## 任务内容
把下面所有的行原样再写一遍，答案里不要放图片。
——
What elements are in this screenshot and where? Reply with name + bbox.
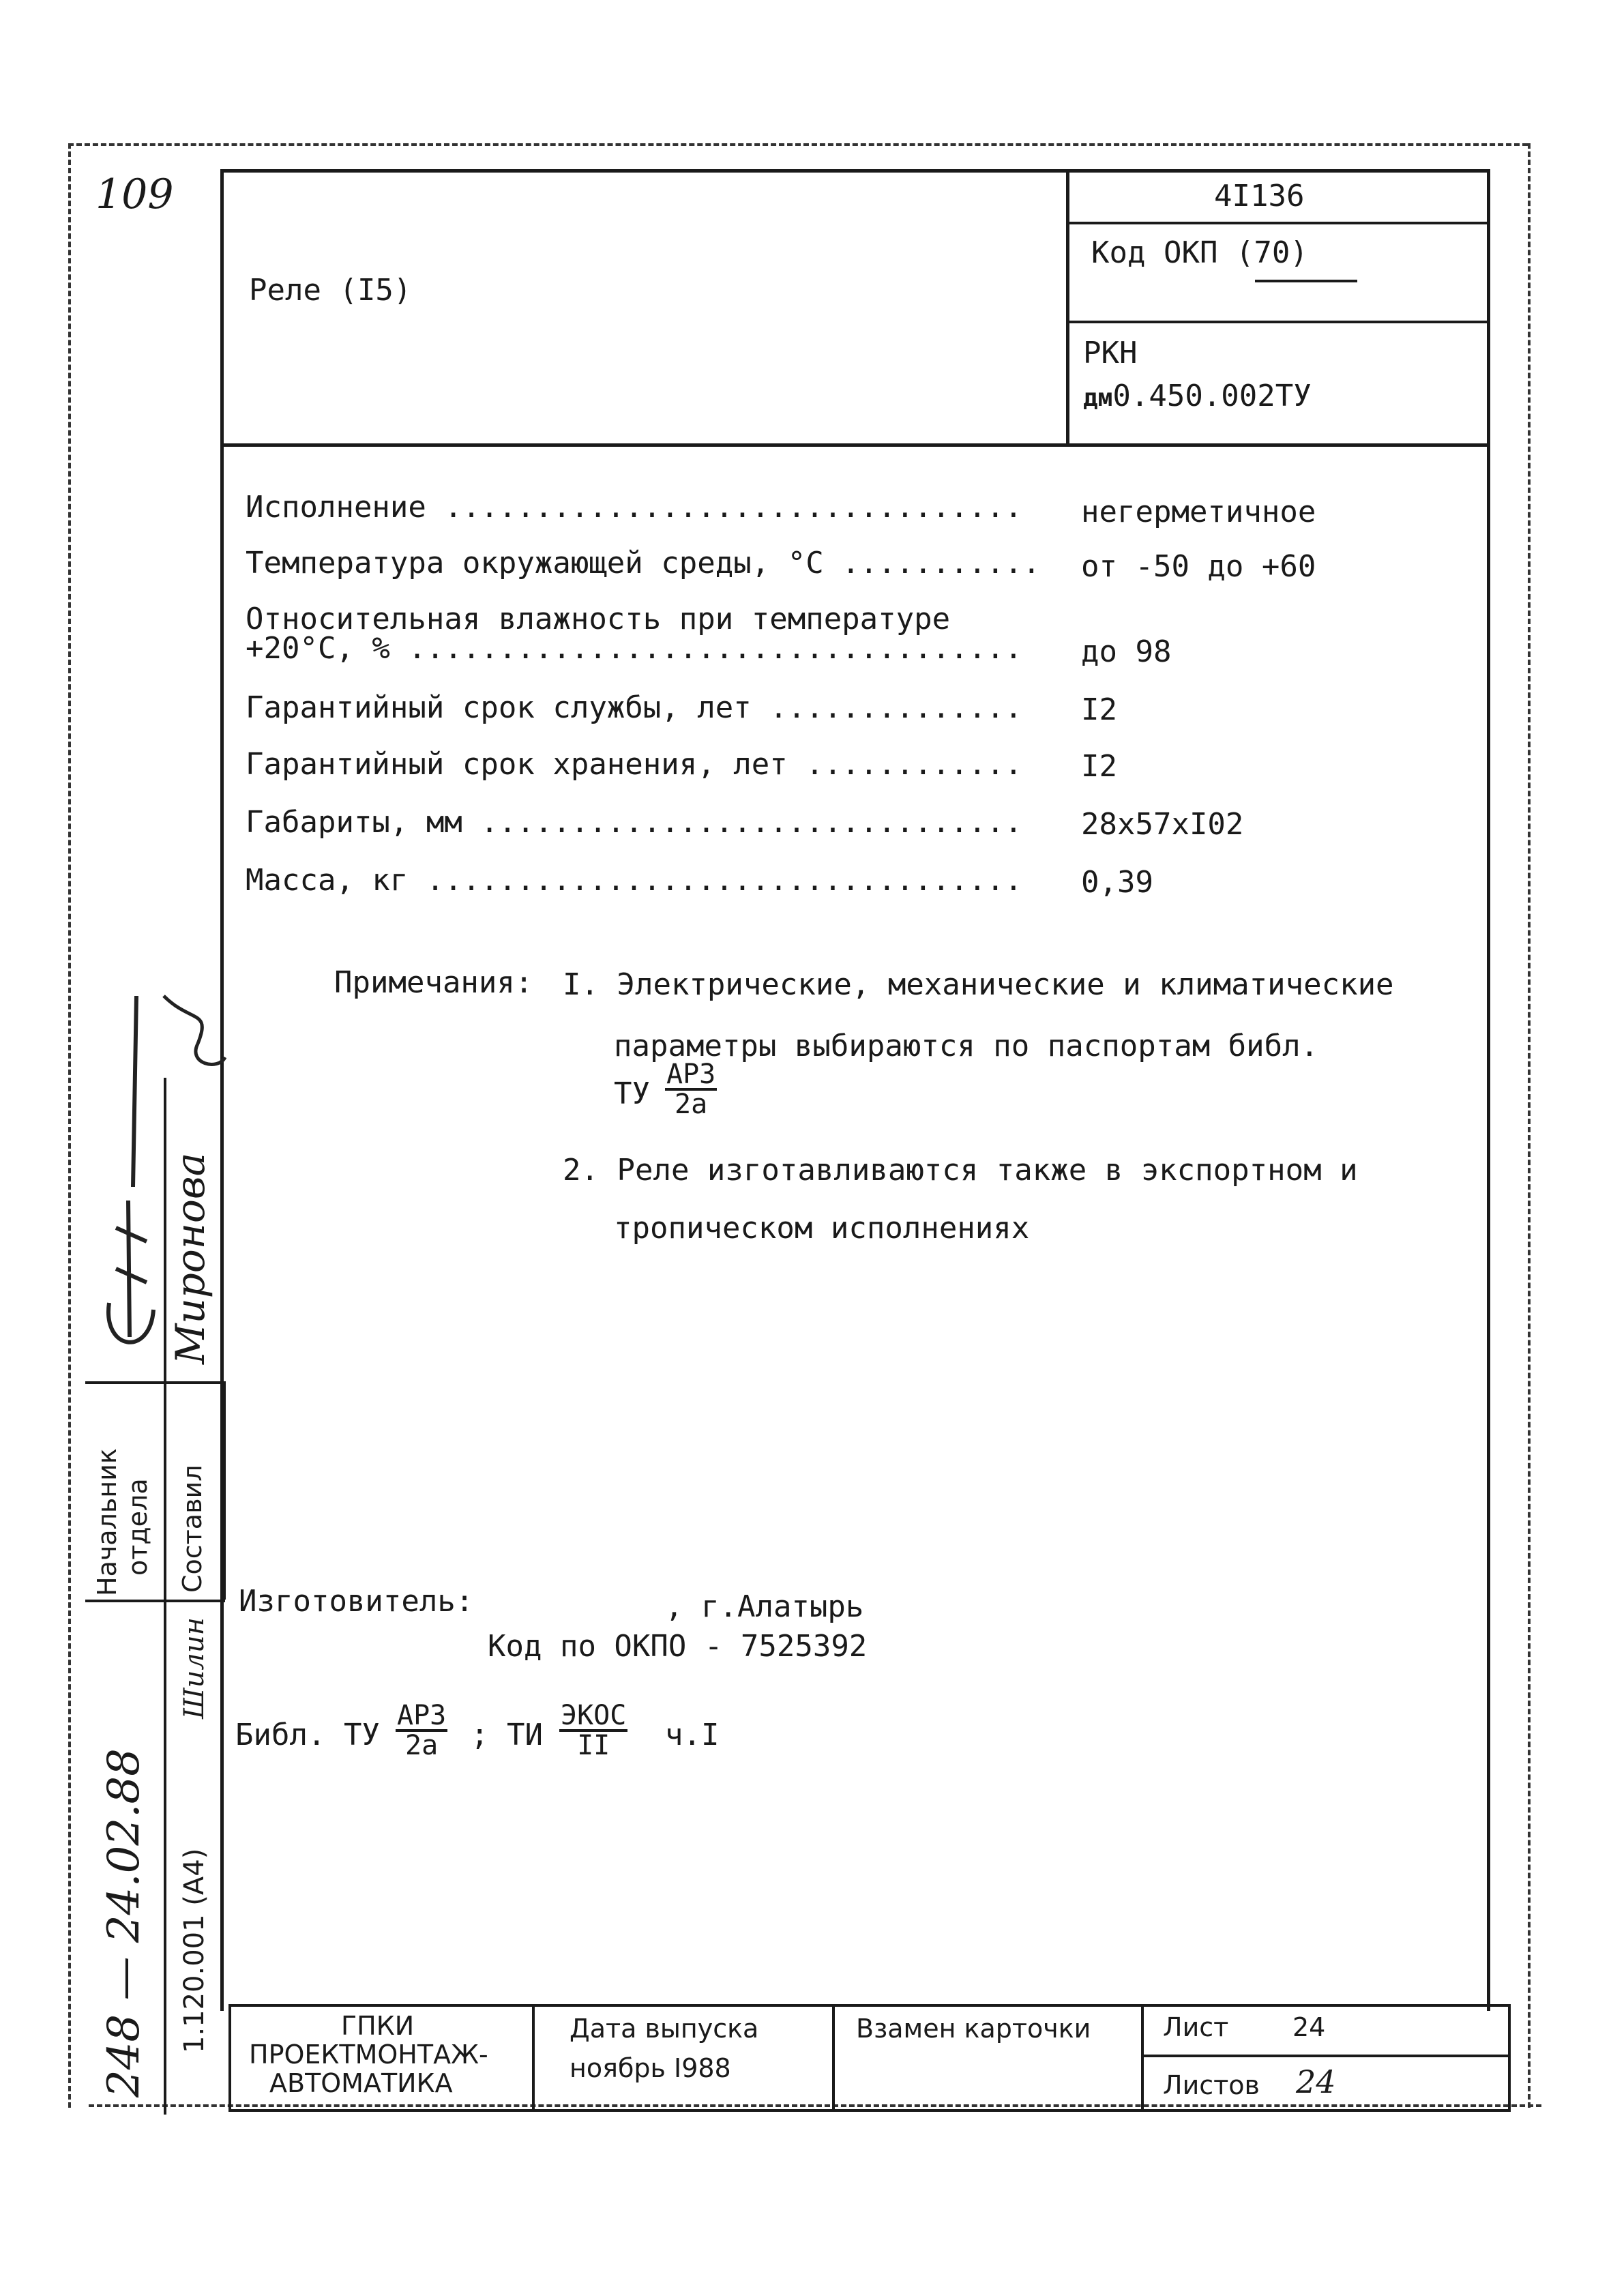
page-number: 109 xyxy=(95,171,174,218)
spec-label: Исполнение ................................ xyxy=(246,490,1023,525)
form-code: 1.120.001 (А4) xyxy=(179,1848,210,2053)
footer-divider-2 xyxy=(832,2004,835,2112)
chief-label-1: Начальник xyxy=(92,1448,122,1596)
handwritten-registration: 248 — 24.02.88 xyxy=(99,1748,149,2098)
org-line-3: АВТОМАТИКА xyxy=(269,2068,453,2098)
header-divider-vertical xyxy=(1066,169,1069,445)
header-border-bottom xyxy=(220,443,1490,447)
document-title: Реле (I5) xyxy=(249,273,412,308)
fraction-numerator: АРЗ xyxy=(666,1059,716,1090)
release-date-label: Дата выпуска xyxy=(570,2014,759,2044)
manufacturer-label: Изготовитель: xyxy=(239,1584,474,1619)
library-part: ч.I xyxy=(665,1718,720,1752)
fraction-denominator: 2а xyxy=(405,1730,439,1761)
spec-value: 28х57хI02 xyxy=(1081,807,1244,842)
outer-border-left xyxy=(68,143,71,2108)
side-rule-mid xyxy=(85,1600,225,1602)
spec-code: 0.450.002ТУ xyxy=(1112,379,1312,413)
note-1-line-2: параметры выбираются по паспортам библ. xyxy=(614,1029,1319,1063)
org-line-1: ГПКИ xyxy=(341,2011,415,2041)
org-line-2: ПРОЕКТМОНТАЖ- xyxy=(249,2040,488,2070)
outer-border-right xyxy=(1528,143,1531,2108)
library-prefix: Библ. ТУ xyxy=(235,1718,380,1752)
note-1-fraction xyxy=(665,1061,717,1118)
spec-label: Габариты, мм .............................. xyxy=(246,805,1023,840)
chief-label-2: отдела xyxy=(123,1478,153,1576)
spec-label: Масса, кг ................................. xyxy=(246,863,1023,898)
sheets-label: Листов xyxy=(1163,2070,1260,2100)
note-2-line-1: 2. Реле изготавливаются также в экспортном и xyxy=(563,1153,1358,1188)
footer-divider-1 xyxy=(532,2004,535,2112)
release-date-value: ноябрь I988 xyxy=(570,2053,731,2083)
note-2-line-2: тропическом исполнениях xyxy=(614,1211,1030,1246)
spec-label: Относительная влажность при температуре xyxy=(246,602,951,636)
fraction-denominator: 2а xyxy=(675,1089,708,1120)
header-border-top xyxy=(220,169,1490,173)
outer-border-top xyxy=(68,143,1528,146)
compiler-signature: Миронова xyxy=(167,1152,213,1364)
footer-border-bottom xyxy=(228,2109,1511,2112)
footer-border-left xyxy=(228,2004,231,2112)
compiled-by-label: Составил xyxy=(177,1465,207,1593)
notes-heading: Примечания: xyxy=(334,965,533,1000)
side-rule-top xyxy=(85,1381,225,1384)
library-separator: ; ТИ xyxy=(471,1718,543,1752)
spec-label: Температура окружающей среды, °С ........... xyxy=(246,546,1041,580)
library-tu-fraction xyxy=(396,1702,447,1759)
library-ti-fraction xyxy=(559,1702,627,1759)
spec-number xyxy=(1083,379,1312,413)
side-divider-vertical xyxy=(164,1078,166,2115)
spec-label: Гарантийный срок службы, лет .............. xyxy=(246,690,1023,725)
spec-value: 0,39 xyxy=(1081,865,1153,900)
replaces-card-label: Взамен карточки xyxy=(856,2014,1091,2044)
note-1-line-1: I. Электрические, механические и климатические xyxy=(563,967,1394,1002)
small-signature: Шилин xyxy=(179,1617,210,1719)
spec-value: от -50 до +60 xyxy=(1081,549,1316,584)
footer-border-right xyxy=(1508,2004,1511,2112)
fraction-numerator: АРЗ xyxy=(397,1700,447,1731)
sheets-value: 24 xyxy=(1296,2063,1336,2100)
side-divider-vertical-2 xyxy=(223,1381,226,1600)
okp-code: Код ОКП (70) xyxy=(1091,235,1308,270)
spec-value: I2 xyxy=(1081,692,1117,727)
okp-rule xyxy=(1066,321,1490,323)
footer-sheet-rule xyxy=(1141,2055,1511,2057)
footer-border-top xyxy=(228,2004,1511,2007)
spec-label: +20°С, % .................................. xyxy=(246,631,1023,666)
manufacturer-city: , г.Алатырь xyxy=(665,1589,864,1624)
sheet-value: 24 xyxy=(1292,2012,1326,2042)
note-1-tu: ТУ xyxy=(614,1076,650,1111)
spec-value: негерметичное xyxy=(1081,495,1316,529)
footer-divider-3 xyxy=(1141,2004,1144,2112)
spec-value: до 98 xyxy=(1081,634,1172,669)
spec-label: Гарантийный срок хранения, лет ............ xyxy=(246,747,1023,782)
card-number-rule xyxy=(1066,222,1490,224)
fraction-denominator: II xyxy=(577,1730,610,1761)
sheet-label: Лист xyxy=(1163,2012,1229,2042)
outer-border-bottom xyxy=(89,2104,1541,2107)
card-number: 4I136 xyxy=(1214,179,1305,214)
okp-underline xyxy=(1255,280,1357,282)
fraction-numerator: ЭКОС xyxy=(561,1700,627,1731)
spec-value: I2 xyxy=(1081,749,1117,784)
okpo-code: Код по ОКПО - 7525392 xyxy=(488,1629,868,1664)
rkn-label: РКН xyxy=(1083,336,1138,370)
spec-prefix: дм xyxy=(1083,384,1113,412)
approval-mark xyxy=(150,982,232,1085)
——
## 本题答案
What elements are in this screenshot and where? Reply with name + bbox.
page-number: 109 xyxy=(95,171,174,218)
spec-label: Исполнение ................................ xyxy=(246,490,1023,525)
form-code: 1.120.001 (А4) xyxy=(179,1848,210,2053)
footer-divider-2 xyxy=(832,2004,835,2112)
chief-label-1: Начальник xyxy=(92,1448,122,1596)
handwritten-registration: 248 — 24.02.88 xyxy=(99,1748,149,2098)
org-line-3: АВТОМАТИКА xyxy=(269,2068,453,2098)
header-divider-vertical xyxy=(1066,169,1069,445)
header-border-bottom xyxy=(220,443,1490,447)
document-title: Реле (I5) xyxy=(249,273,412,308)
fraction-numerator: АРЗ xyxy=(666,1059,716,1090)
release-date-label: Дата выпуска xyxy=(570,2014,759,2044)
manufacturer-label: Изготовитель: xyxy=(239,1584,474,1619)
library-part: ч.I xyxy=(665,1718,720,1752)
fraction-denominator: 2а xyxy=(405,1730,439,1761)
spec-value: 28х57хI02 xyxy=(1081,807,1244,842)
outer-border-left xyxy=(68,143,71,2108)
side-rule-mid xyxy=(85,1600,225,1602)
spec-code: 0.450.002ТУ xyxy=(1112,379,1312,413)
note-1-line-2: параметры выбираются по паспортам библ. xyxy=(614,1029,1319,1063)
org-line-1: ГПКИ xyxy=(341,2011,415,2041)
org-line-2: ПРОЕКТМОНТАЖ- xyxy=(249,2040,488,2070)
outer-border-right xyxy=(1528,143,1531,2108)
library-prefix: Библ. ТУ xyxy=(235,1718,380,1752)
note-1-fraction xyxy=(665,1061,717,1118)
spec-label: Габариты, мм .............................. xyxy=(246,805,1023,840)
chief-label-2: отдела xyxy=(123,1478,153,1576)
spec-label: Масса, кг ................................. xyxy=(246,863,1023,898)
sheets-label: Листов xyxy=(1163,2070,1260,2100)
note-2-line-1: 2. Реле изготавливаются также в экспортном и xyxy=(563,1153,1358,1188)
footer-divider-1 xyxy=(532,2004,535,2112)
release-date-value: ноябрь I988 xyxy=(570,2053,731,2083)
note-2-line-2: тропическом исполнениях xyxy=(614,1211,1030,1246)
spec-label: Относительная влажность при температуре xyxy=(246,602,951,636)
fraction-denominator: 2а xyxy=(675,1089,708,1120)
header-border-top xyxy=(220,169,1490,173)
outer-border-top xyxy=(68,143,1528,146)
compiler-signature: Миронова xyxy=(167,1152,213,1364)
footer-border-bottom xyxy=(228,2109,1511,2112)
footer-border-left xyxy=(228,2004,231,2112)
compiled-by-label: Составил xyxy=(177,1465,207,1593)
notes-heading: Примечания: xyxy=(334,965,533,1000)
side-rule-top xyxy=(85,1381,225,1384)
library-separator: ; ТИ xyxy=(471,1718,543,1752)
spec-label: Температура окружающей среды, °С ........... xyxy=(246,546,1041,580)
library-tu-fraction xyxy=(396,1702,447,1759)
library-ti-fraction xyxy=(559,1702,627,1759)
spec-number xyxy=(1083,379,1312,413)
side-divider-vertical xyxy=(164,1078,166,2115)
spec-label: Гарантийный срок службы, лет .............. xyxy=(246,690,1023,725)
spec-value: 0,39 xyxy=(1081,865,1153,900)
replaces-card-label: Взамен карточки xyxy=(856,2014,1091,2044)
note-1-line-1: I. Электрические, механические и климатические xyxy=(563,967,1394,1002)
small-signature: Шилин xyxy=(179,1617,210,1719)
spec-value: от -50 до +60 xyxy=(1081,549,1316,584)
footer-border-right xyxy=(1508,2004,1511,2112)
fraction-numerator: АРЗ xyxy=(397,1700,447,1731)
sheets-value: 24 xyxy=(1296,2063,1336,2100)
side-divider-vertical-2 xyxy=(223,1381,226,1600)
okp-code: Код ОКП (70) xyxy=(1091,235,1308,270)
spec-value: I2 xyxy=(1081,692,1117,727)
okp-rule xyxy=(1066,321,1490,323)
footer-sheet-rule xyxy=(1141,2055,1511,2057)
footer-border-top xyxy=(228,2004,1511,2007)
spec-label: +20°С, % .................................. xyxy=(246,631,1023,666)
manufacturer-city: , г.Алатырь xyxy=(665,1589,864,1624)
sheet-value: 24 xyxy=(1292,2012,1326,2042)
note-1-tu: ТУ xyxy=(614,1076,650,1111)
spec-value: негерметичное xyxy=(1081,495,1316,529)
footer-divider-3 xyxy=(1141,2004,1144,2112)
spec-value: до 98 xyxy=(1081,634,1172,669)
spec-label: Гарантийный срок хранения, лет ............ xyxy=(246,747,1023,782)
card-number-rule xyxy=(1066,222,1490,224)
fraction-denominator: II xyxy=(577,1730,610,1761)
sheet-label: Лист xyxy=(1163,2012,1229,2042)
outer-border-bottom xyxy=(89,2104,1541,2107)
card-number: 4I136 xyxy=(1214,179,1305,214)
okp-underline xyxy=(1255,280,1357,282)
fraction-numerator: ЭКОС xyxy=(561,1700,627,1731)
spec-value: I2 xyxy=(1081,749,1117,784)
okpo-code: Код по ОКПО - 7525392 xyxy=(488,1629,868,1664)
rkn-label: РКН xyxy=(1083,336,1138,370)
spec-prefix: дм xyxy=(1083,384,1113,412)
approval-mark xyxy=(150,982,232,1085)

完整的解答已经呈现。